Francisco Fernández-Carvajal 25 de junio de 2021
@hablarcondios
—
María, presente en el sacrificio de la Cruz.
—
Corredentora con Cristo.
—
María y la Santa Misa.
I. A lo
largo de la vida terrena de Jesús, su Madre Santa María cumplió la voluntad
divina de atenderle con amorosa solicitud: en Belén, en Egipto, en Nazaret.
Tuvo con Él todos los cuidados normales que necesitó, iguales a los de
cualquier otro niño, y también los desvelos extraordinarios que fueron
necesarios para proteger su vida. El Niño creció, entre María y José, en un
ambiente lleno de amor sacrificado y alegre, de protección firme y de trabajo.
Más
tarde, durante su vida pública, María pocas veces le sigue físicamente de
cerca, pero Ella sabía en cada momento dónde se encontraba, y le llegaba el eco
de sus milagros y de su predicación. Algunas veces Jesús fue a Nazaret, y
estaba entonces más tiempo con su Madre; la mayoría de sus discípulos ya la conocían
desde aquella boda en Caná de Galilea1.
Salvo el milagro de la conversión del agua en vino, en el que tuvo una parte
tan importante, los Evangelistas no señalan que estuviera presente en ningún
otro milagro. Tampoco estuvo presente en los momentos en que las gentes
desbordaban entusiasmo por su Hijo. «No la veréis entre las palmas de
Jerusalén, ni –fuera de las primicias de Caná– a la hora de los grandes
milagros.
»—Pero
no huye del desprecio del Gólgota: allí está, “juxta crucem Jesu” —junto a la
cruz de Jesús, su Madre»2.

## [EJERCICIO BREVE 1]
Indica si cada afirmación concuerda con el texto seleccionado y cita las palabras que lo deciden: (a) durante la vida pública de Jesús, María lo seguía físicamente de cerca casi siempre; (b) María estuvo presente en el milagro de la conversión del agua en vino; (c) la mayoría de los discípulos conocían a María desde la boda en Caná de Galilea.
## [EJERCICIO BREVE 2]
Convierte en una lista breve el párrafo del texto seleccionado que comienza con «A lo largo de la vida terrena de Jesús» y conserva sus datos principales.
## [EJERCICIO BREVE 3]
Copia, por favor, sin cambios el fragmento del texto seleccionado que empieza en las palabras "Tuvo con Él" y termina después de "Caná de Galilea1.".
Consulta únicamente el texto seleccionado.

## [INFORMACIÓN MOSTRADA]
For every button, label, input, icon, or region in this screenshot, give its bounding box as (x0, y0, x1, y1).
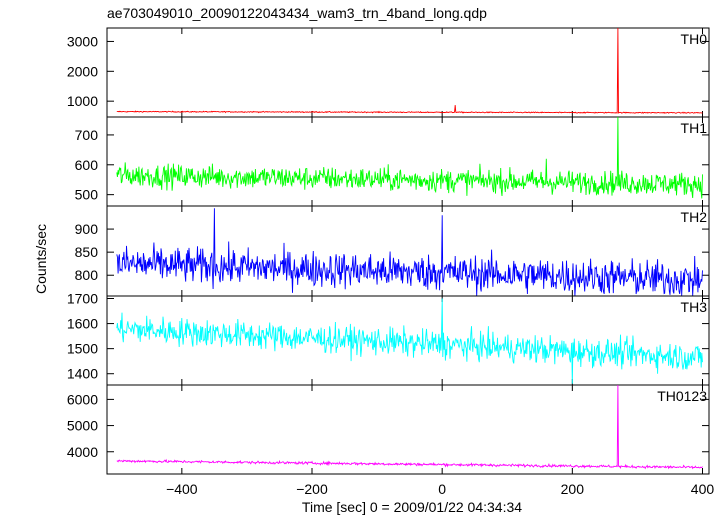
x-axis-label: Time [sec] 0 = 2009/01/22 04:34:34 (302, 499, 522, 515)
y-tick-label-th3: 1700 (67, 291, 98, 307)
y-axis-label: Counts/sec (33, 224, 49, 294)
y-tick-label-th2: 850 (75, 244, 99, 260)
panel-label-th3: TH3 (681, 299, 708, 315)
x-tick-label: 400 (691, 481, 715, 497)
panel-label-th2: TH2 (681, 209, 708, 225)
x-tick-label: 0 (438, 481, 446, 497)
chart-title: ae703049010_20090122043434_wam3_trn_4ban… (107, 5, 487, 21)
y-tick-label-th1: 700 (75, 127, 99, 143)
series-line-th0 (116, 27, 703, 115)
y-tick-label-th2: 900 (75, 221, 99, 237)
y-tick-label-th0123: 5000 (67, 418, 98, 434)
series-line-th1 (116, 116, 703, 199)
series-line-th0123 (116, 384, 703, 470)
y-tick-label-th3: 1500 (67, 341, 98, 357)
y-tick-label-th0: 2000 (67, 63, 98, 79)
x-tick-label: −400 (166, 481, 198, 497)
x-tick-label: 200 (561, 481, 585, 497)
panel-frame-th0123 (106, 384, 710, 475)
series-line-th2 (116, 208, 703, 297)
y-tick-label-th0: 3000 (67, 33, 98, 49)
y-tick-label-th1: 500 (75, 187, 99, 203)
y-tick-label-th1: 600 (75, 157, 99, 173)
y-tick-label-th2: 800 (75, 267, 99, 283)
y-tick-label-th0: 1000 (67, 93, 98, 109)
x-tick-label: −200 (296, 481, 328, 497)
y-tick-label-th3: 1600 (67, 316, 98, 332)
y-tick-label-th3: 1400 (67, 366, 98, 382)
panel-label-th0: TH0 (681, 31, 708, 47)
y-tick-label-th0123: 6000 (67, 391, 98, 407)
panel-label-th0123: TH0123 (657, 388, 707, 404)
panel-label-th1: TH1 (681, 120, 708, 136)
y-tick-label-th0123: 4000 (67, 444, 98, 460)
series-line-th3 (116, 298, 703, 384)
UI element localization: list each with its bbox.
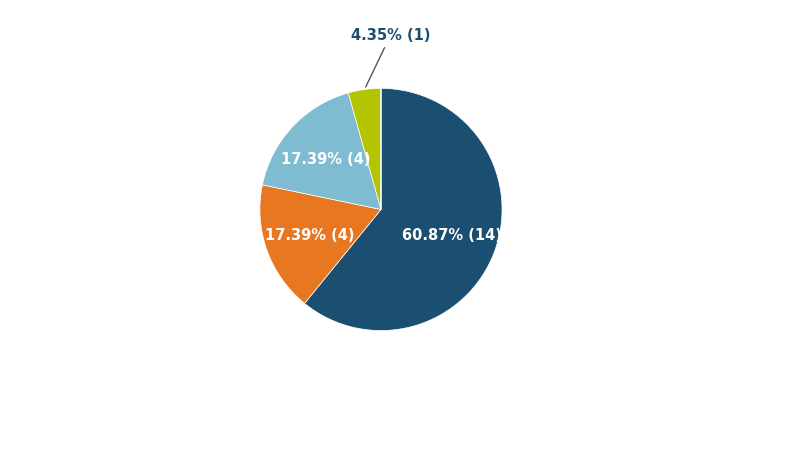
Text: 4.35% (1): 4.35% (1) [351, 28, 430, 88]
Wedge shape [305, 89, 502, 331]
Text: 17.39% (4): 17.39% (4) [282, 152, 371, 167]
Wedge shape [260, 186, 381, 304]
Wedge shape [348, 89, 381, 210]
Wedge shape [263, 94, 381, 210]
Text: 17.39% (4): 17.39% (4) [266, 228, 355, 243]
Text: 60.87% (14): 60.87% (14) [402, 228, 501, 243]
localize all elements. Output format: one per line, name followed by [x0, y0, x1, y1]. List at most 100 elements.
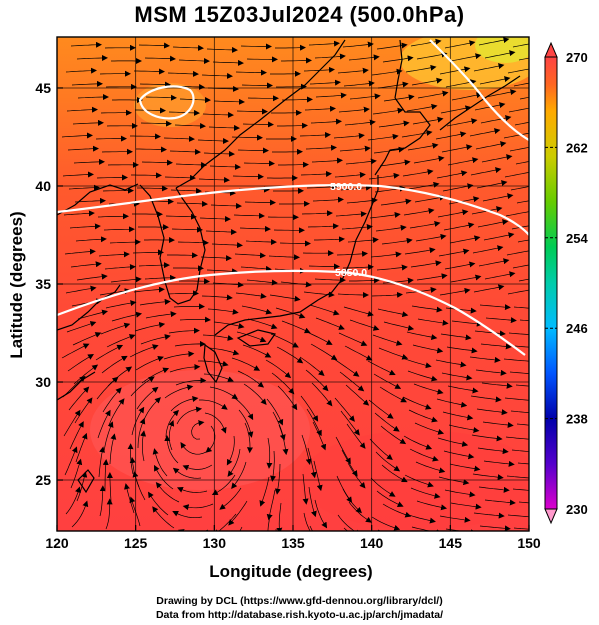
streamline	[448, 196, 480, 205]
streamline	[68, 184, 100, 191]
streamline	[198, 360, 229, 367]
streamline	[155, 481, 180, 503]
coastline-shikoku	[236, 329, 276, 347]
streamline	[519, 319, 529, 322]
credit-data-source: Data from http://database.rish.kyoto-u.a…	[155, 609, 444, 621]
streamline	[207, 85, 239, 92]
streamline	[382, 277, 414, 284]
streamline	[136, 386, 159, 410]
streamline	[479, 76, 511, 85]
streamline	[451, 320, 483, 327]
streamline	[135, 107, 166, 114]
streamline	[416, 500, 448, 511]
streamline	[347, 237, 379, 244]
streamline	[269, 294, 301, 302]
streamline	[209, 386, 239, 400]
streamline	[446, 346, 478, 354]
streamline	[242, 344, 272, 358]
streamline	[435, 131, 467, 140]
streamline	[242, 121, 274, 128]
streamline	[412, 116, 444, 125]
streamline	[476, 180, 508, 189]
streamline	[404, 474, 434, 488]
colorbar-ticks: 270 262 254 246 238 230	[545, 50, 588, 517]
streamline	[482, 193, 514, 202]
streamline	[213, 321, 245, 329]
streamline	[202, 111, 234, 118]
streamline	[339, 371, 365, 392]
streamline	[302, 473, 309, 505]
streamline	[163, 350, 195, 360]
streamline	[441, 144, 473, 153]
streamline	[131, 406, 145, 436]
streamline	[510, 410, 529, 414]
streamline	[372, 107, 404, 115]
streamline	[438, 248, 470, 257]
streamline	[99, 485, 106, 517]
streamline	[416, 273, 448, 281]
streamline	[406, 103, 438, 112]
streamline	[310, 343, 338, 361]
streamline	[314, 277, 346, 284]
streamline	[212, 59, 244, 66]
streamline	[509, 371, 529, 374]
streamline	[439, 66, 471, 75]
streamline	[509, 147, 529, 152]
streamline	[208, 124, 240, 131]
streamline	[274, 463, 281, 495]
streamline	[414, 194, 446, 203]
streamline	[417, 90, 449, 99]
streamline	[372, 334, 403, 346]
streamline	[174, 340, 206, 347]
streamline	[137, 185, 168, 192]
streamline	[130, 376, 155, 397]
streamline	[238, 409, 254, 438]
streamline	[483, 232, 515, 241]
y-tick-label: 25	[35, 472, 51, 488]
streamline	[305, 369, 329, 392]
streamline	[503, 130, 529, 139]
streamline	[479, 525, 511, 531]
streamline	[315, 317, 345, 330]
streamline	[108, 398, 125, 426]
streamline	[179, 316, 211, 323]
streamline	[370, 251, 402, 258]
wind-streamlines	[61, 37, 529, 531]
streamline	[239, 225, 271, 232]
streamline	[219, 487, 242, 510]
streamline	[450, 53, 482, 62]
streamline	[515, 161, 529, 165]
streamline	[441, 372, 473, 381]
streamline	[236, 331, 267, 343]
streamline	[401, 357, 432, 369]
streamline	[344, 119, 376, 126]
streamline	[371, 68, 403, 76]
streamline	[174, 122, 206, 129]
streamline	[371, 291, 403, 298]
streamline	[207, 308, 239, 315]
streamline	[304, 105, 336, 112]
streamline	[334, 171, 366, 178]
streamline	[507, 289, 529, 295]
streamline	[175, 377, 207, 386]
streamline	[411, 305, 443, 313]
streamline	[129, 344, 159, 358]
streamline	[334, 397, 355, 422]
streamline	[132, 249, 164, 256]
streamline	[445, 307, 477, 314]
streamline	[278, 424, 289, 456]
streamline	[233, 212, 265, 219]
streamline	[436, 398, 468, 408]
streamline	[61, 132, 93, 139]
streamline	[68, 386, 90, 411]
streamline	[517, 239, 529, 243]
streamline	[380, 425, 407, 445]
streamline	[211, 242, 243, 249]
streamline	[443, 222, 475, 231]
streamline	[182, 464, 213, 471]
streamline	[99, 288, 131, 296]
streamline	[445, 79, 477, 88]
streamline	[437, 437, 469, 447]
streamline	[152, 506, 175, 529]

## [SOLUCIÓN DEL PROBLEMA 1]
(a) No: «María pocas veces le sigue físicamente de cerca».
(b) Sí: «Salvo el milagro de la conversión del agua en vino, en el que tuvo una parte tan importante».
(c) Sí: «la mayoría de sus discípulos ya la conocían desde aquella boda en Caná de Galilea».

## [SOLUCIÓN DEL PROBLEMA 2]
- María cumplió la voluntad divina de atender a Jesús con amorosa solicitud en Belén, en Egipto y en Nazaret.
- Le dio los cuidados normales que necesitó, como a cualquier otro niño, y los desvelos extraordinarios necesarios para proteger su vida.
- Jesús creció entre María y José en un ambiente de amor sacrificado y alegre, de protección firme y de trabajo.

## [SOLUCIÓN DEL PROBLEMA 3]
Tuvo con Él todos los cuidados normales que necesitó, iguales a los de
cualquier otro niño, y también los desvelos extraordinarios que fueron
necesarios para proteger su vida. El Niño creció, entre María y José, en un
ambiente lleno de amor sacrificado y alegre, de protección firme y de trabajo.
Más
tarde, durante su vida pública, María pocas veces le sigue físicamente de
cerca, pero Ella sabía en cada momento dónde se encontraba, y le llegaba el eco
de sus milagros y de su predicación. Algunas veces Jesús fue a Nazaret, y
estaba entonces más tiempo con su Madre; la mayoría de sus discípulos ya la conocían
desde aquella boda en Caná de Galilea1.